## START Passage provided

Thursday 21 July 2011

The Hour

Scene of crime: BBC Two

Defendants: Writer Abi Morgan & Producer Ruth Kenley-Letts
 
Case for the defence:

Your Honour, The Hour is a new serial set in the BBC of 1956, following the career of rising news star Bel Rowley (Romola Garai) as she is made producer for a new programme, also called The Hour. She is joined by an earnest Freddie Lyon (Ben Whishaw) as a principled, indeed, rather too highly principled, reporter, although it takes a good few interviews and prods to get him in with them.

Fronting the programme is married ladies-man Hector Madden (Dominic West) who waste no time flirting with Bel, piquing Freddie. However, there's more to The Hour than office and sexual politics. An Egyptologist is murdered at a station and Freddie sniffs out something more than a simple stabbing and MI6's name is soon bandied about.

Freddie's unconventional ways of getting evidence are not just limited to bribing the police (not, I hasten to add Your Honour, an encouragement any should try to corrupt a Judge) and being friends with a debutante who seems to know more than a little something about the late Egyptologist. She too is found hanging by Freddie.

Bel's problems, are of a more worldly nature and soon discovers that controlling Hector may take up a lot of her time.

## END Passage provided
## START Supplied material

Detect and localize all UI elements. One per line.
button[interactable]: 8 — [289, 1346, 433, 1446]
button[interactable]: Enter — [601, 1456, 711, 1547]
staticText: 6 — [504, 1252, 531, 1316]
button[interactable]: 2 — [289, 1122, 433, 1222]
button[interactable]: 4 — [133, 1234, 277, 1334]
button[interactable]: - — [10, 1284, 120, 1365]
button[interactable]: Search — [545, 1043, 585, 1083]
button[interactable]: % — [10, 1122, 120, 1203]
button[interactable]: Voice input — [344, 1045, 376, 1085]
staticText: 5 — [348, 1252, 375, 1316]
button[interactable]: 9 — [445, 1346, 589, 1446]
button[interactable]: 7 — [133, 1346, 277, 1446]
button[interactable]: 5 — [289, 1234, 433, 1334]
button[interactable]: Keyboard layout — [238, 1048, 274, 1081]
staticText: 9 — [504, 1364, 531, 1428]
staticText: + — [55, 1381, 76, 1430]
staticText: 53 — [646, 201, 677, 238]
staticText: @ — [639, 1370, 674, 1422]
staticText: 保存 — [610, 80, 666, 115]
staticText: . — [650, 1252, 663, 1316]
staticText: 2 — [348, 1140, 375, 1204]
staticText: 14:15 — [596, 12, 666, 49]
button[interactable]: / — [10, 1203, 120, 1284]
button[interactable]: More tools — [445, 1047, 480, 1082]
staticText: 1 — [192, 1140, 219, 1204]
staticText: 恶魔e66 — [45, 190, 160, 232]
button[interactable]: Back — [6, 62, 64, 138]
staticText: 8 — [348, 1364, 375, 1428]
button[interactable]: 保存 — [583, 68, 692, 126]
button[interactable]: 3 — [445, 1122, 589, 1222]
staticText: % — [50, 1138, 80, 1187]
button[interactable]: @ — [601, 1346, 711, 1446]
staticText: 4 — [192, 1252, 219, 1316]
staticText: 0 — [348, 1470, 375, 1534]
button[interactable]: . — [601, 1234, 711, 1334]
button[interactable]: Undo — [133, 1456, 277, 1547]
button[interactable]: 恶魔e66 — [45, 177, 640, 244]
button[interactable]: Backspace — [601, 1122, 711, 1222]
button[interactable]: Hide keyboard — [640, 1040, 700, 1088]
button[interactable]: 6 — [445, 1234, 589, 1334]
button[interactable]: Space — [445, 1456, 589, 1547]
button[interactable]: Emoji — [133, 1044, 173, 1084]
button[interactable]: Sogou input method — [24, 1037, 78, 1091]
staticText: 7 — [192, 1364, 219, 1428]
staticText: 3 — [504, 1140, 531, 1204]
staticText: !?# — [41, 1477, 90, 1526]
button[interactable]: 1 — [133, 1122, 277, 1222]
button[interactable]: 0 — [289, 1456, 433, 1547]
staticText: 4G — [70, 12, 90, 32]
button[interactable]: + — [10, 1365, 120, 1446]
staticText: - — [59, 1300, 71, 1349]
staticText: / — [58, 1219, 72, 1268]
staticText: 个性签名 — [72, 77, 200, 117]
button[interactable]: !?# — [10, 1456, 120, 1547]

## END Supplied material
## START Supplied material

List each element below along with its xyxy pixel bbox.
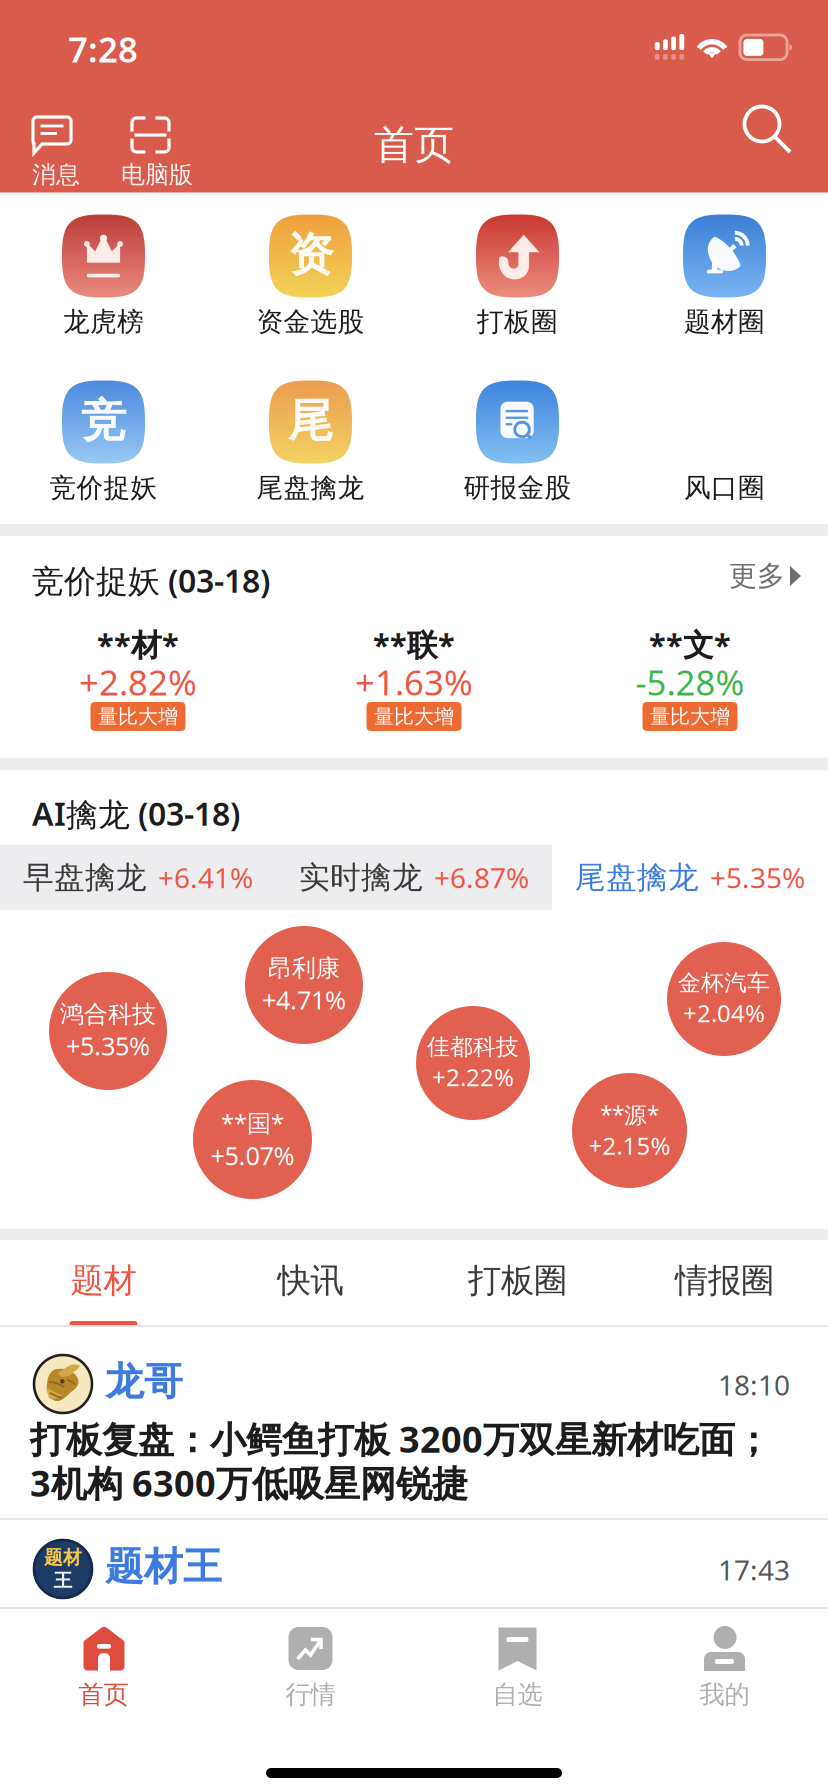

## END Supplied material

→ Tasks to carry out:
[1] Copy the part of the review of The Hour that begins at the words "Fronting the programme" and stops after "soon bandied about.".
[2] Say whether each statement agrees with the review of The Hour, answering yes or no and quoting the deciding words: (a) The serial is set in the BBC of 1956. (b) Hector Madden is played by Ben Whishaw. (c) The Egyptologist is murdered at a station.
[3] In the review of The Hour, who plays Bel Rowley?
The material can be set aside.

→ List of solutions:
[1]
Fronting the programme is married ladies-man Hector Madden (Dominic West) who waste no time flirting with Bel, piquing Freddie. However, there's more to The Hour than office and sexual politics. An Egyptologist is murdered at a station and Freddie sniffs out something more than a simple stabbing and MI6's name is soon bandied about.

[2]
(a) Yes: "set in the BBC of 1956"
(b) No: "Hector Madden (Dominic West)"
(c) Yes: "An Egyptologist is murdered at a station"

[3] Romola Garai